Written request :: Return the count of lines that hold the string "accent", with no other words.

(Collected data entries)
━━━━━━━━━━━━━━━━━━━━
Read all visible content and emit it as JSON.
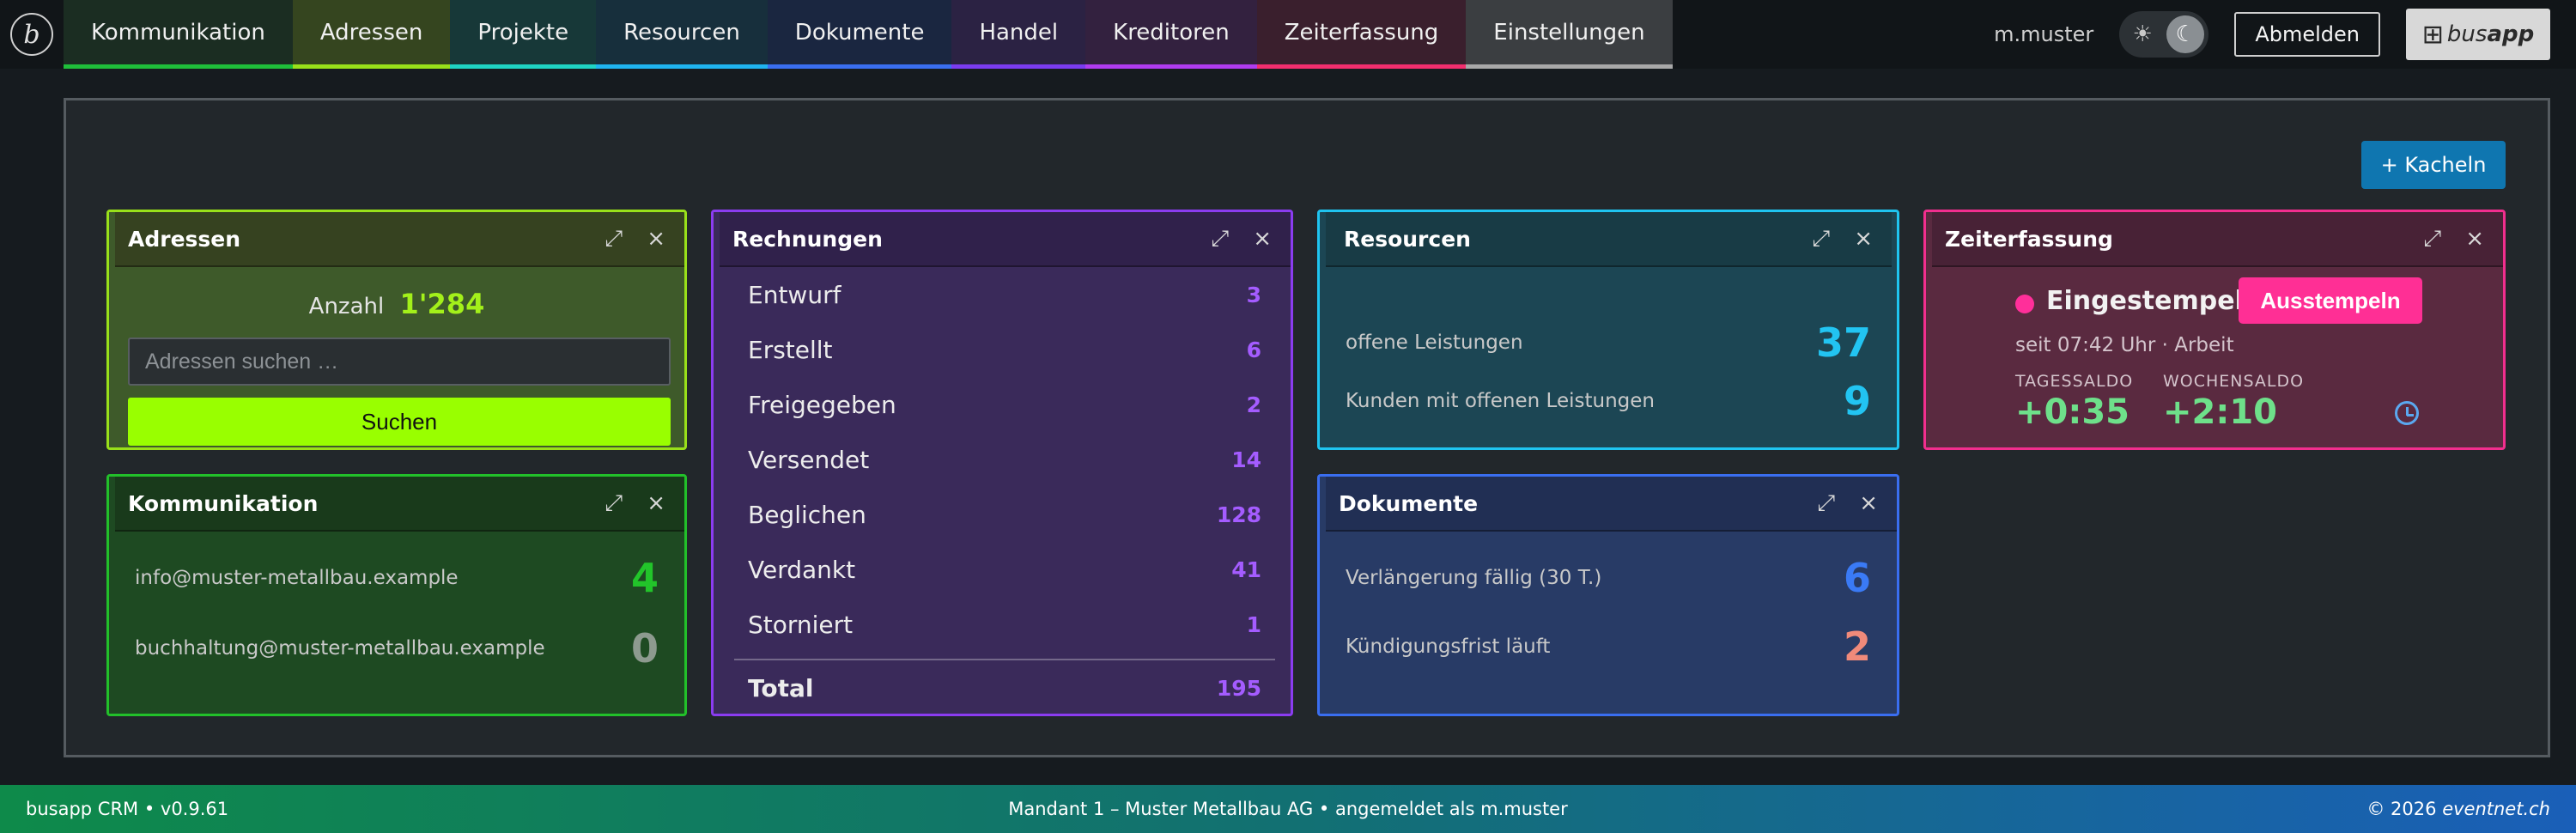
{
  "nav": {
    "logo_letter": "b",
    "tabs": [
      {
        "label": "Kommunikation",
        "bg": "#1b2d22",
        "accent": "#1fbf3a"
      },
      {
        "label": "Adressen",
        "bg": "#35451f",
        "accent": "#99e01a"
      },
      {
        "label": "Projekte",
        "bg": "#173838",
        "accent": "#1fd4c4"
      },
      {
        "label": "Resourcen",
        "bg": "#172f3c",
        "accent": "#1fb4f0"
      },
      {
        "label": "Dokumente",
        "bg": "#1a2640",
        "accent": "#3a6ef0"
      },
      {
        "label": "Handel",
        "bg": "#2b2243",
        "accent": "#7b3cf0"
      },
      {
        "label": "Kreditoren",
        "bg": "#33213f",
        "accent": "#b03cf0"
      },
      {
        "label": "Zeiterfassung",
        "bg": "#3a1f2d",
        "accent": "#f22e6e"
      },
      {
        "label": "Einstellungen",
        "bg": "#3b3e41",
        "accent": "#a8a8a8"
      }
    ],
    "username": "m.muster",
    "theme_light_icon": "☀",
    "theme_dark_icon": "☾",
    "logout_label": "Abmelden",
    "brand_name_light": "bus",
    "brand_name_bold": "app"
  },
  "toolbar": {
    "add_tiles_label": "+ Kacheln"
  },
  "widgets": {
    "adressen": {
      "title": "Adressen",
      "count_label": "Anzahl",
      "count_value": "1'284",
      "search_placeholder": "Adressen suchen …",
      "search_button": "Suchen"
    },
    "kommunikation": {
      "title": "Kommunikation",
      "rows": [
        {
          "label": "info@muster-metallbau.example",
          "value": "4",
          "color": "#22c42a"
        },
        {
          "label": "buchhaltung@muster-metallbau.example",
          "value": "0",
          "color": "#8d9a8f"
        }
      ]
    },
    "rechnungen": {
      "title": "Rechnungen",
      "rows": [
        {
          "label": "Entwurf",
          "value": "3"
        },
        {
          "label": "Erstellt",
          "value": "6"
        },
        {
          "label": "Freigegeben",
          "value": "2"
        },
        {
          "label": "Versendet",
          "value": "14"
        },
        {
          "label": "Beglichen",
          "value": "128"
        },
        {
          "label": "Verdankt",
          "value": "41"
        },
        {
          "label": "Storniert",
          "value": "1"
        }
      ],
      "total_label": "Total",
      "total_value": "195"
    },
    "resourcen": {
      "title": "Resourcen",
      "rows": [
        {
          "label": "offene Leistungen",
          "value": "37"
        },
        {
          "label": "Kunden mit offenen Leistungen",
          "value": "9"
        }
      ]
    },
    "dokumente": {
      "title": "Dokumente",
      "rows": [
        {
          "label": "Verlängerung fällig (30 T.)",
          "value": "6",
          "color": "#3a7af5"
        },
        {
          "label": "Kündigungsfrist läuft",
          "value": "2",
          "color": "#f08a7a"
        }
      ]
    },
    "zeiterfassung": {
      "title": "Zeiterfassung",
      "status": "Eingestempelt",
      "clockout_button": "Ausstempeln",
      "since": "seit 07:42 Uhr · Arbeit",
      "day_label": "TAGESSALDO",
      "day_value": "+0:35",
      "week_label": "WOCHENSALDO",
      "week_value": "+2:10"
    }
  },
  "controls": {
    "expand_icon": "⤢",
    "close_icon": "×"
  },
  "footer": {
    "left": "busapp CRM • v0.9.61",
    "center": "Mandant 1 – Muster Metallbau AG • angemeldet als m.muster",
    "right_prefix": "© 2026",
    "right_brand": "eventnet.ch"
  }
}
━━━━━━━━━━━━━━━━━━━━
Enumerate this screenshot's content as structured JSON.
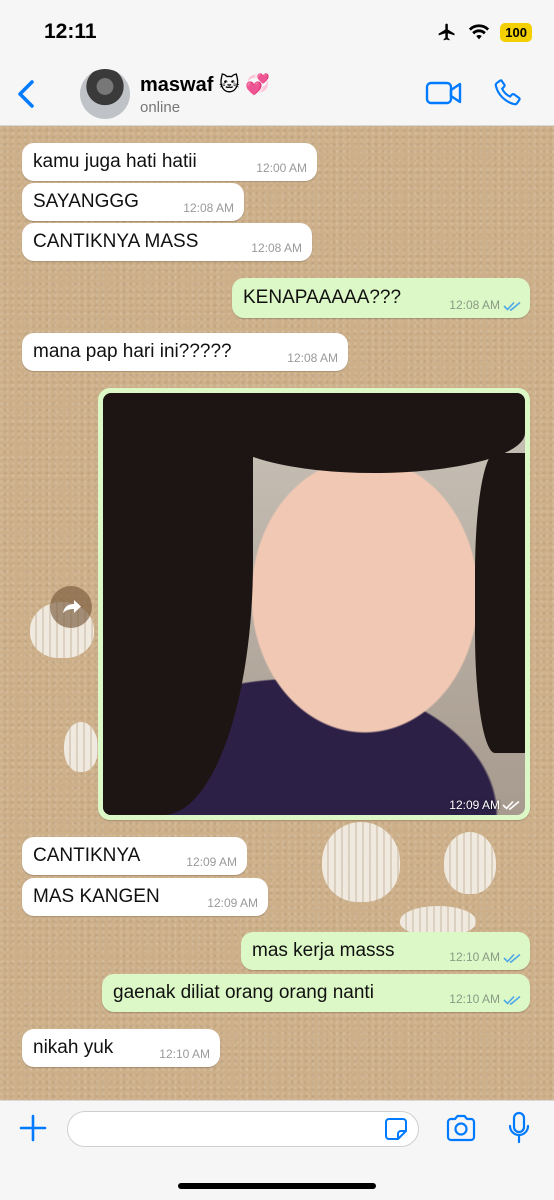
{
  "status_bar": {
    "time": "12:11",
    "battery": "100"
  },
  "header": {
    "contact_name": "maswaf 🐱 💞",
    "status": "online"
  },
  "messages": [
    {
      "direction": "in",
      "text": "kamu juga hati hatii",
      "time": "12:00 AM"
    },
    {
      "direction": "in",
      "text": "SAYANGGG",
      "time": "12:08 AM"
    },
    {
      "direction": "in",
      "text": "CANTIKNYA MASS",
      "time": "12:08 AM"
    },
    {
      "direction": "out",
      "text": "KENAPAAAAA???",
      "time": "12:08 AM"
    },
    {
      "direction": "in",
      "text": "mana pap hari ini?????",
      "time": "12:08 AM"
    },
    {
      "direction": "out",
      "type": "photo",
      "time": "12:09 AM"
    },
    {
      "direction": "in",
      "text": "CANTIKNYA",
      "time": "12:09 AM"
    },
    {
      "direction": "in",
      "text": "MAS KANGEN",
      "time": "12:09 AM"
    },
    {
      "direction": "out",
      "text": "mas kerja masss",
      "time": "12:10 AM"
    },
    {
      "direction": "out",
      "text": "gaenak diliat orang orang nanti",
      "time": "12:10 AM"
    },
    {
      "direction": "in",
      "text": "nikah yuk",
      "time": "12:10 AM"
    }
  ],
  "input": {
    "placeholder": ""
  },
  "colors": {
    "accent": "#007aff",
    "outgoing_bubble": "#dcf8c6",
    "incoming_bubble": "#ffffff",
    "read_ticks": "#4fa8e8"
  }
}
━━━━━━━━━━━━━━━━━━━━
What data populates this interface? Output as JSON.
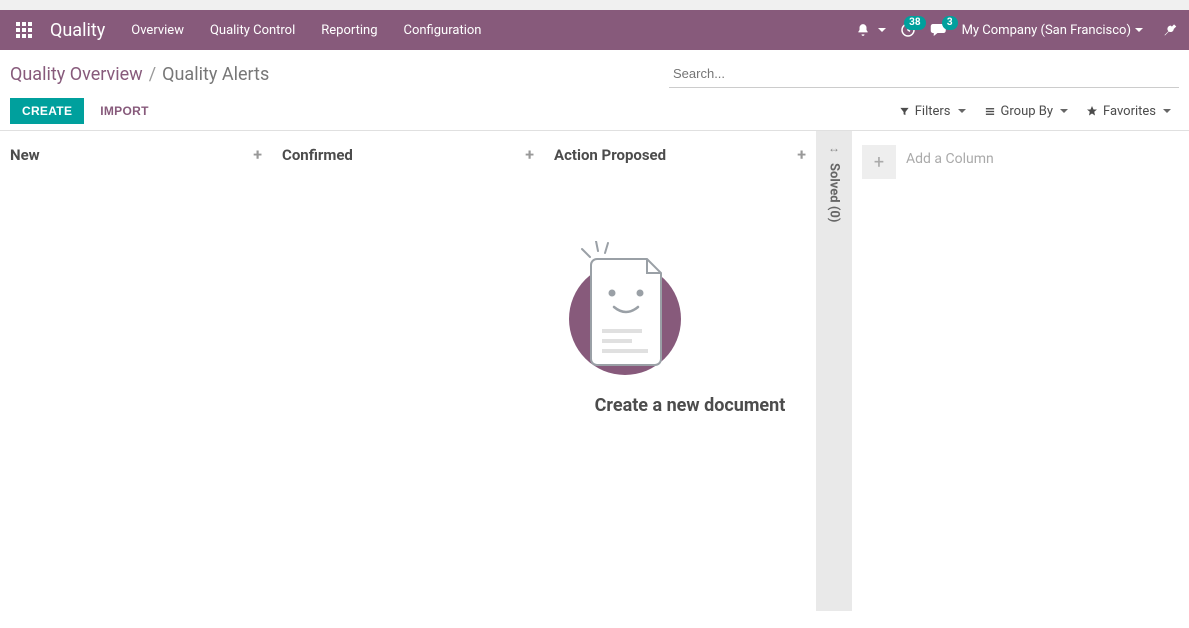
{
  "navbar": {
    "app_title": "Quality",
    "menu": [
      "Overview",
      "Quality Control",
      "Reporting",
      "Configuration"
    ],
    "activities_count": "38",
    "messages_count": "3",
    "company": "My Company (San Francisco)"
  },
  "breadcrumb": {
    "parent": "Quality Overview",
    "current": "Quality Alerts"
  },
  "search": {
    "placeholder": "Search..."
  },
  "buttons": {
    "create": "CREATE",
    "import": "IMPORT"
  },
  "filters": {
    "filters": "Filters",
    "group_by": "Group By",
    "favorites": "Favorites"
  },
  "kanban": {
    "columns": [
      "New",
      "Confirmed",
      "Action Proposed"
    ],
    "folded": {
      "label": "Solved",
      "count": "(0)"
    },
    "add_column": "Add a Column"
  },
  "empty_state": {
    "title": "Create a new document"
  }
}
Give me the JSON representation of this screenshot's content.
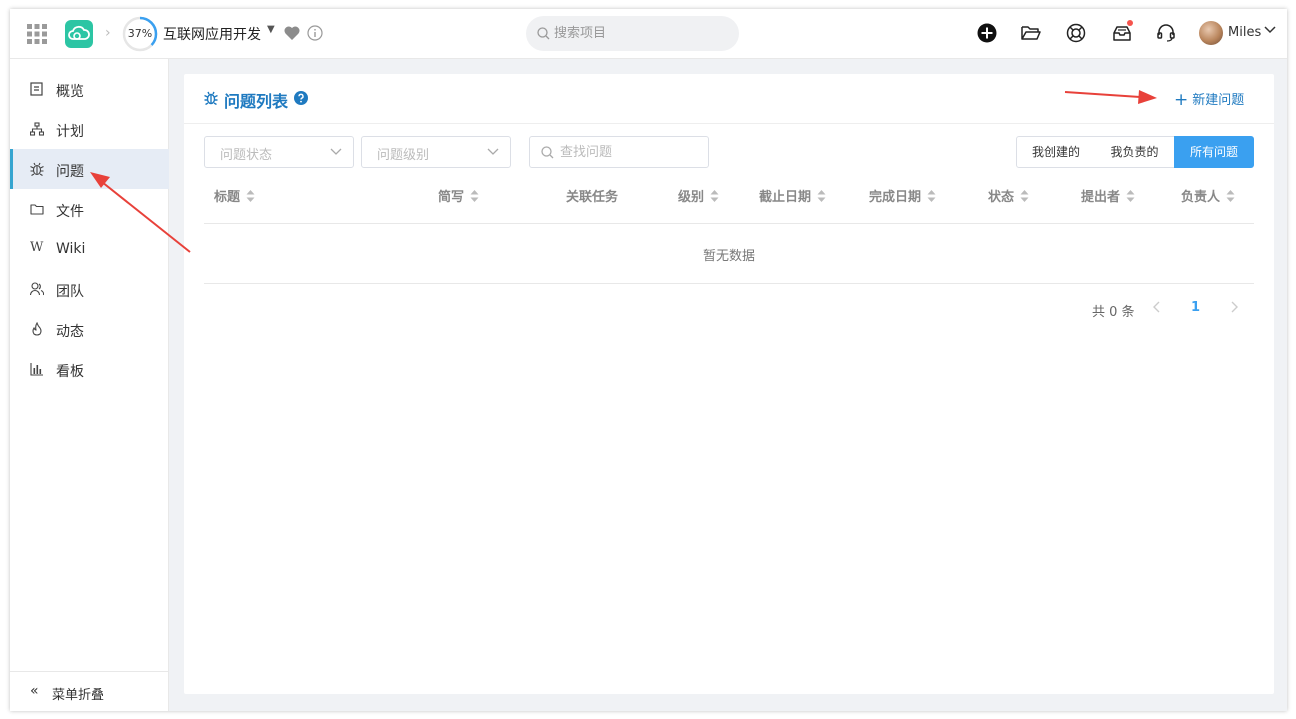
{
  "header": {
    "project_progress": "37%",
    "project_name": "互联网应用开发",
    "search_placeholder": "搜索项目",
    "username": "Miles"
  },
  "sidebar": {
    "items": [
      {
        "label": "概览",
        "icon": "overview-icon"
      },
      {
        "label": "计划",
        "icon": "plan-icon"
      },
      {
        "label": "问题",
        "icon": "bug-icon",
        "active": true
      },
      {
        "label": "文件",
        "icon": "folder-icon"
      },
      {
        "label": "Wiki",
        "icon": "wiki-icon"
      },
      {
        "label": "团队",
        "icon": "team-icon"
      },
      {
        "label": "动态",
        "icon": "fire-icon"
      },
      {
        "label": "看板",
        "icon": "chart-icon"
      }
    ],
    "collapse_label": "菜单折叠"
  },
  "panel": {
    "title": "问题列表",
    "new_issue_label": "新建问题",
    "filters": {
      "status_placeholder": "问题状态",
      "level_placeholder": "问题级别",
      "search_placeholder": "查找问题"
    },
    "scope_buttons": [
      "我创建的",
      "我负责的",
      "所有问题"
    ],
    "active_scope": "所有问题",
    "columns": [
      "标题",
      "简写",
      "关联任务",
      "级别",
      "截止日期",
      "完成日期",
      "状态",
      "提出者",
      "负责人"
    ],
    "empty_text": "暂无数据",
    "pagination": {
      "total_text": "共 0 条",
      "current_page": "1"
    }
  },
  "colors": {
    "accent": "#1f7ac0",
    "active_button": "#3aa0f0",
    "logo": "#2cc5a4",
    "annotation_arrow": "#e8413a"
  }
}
━━━━━━━━━━━━━━━━━━━━
Result of the task :: 11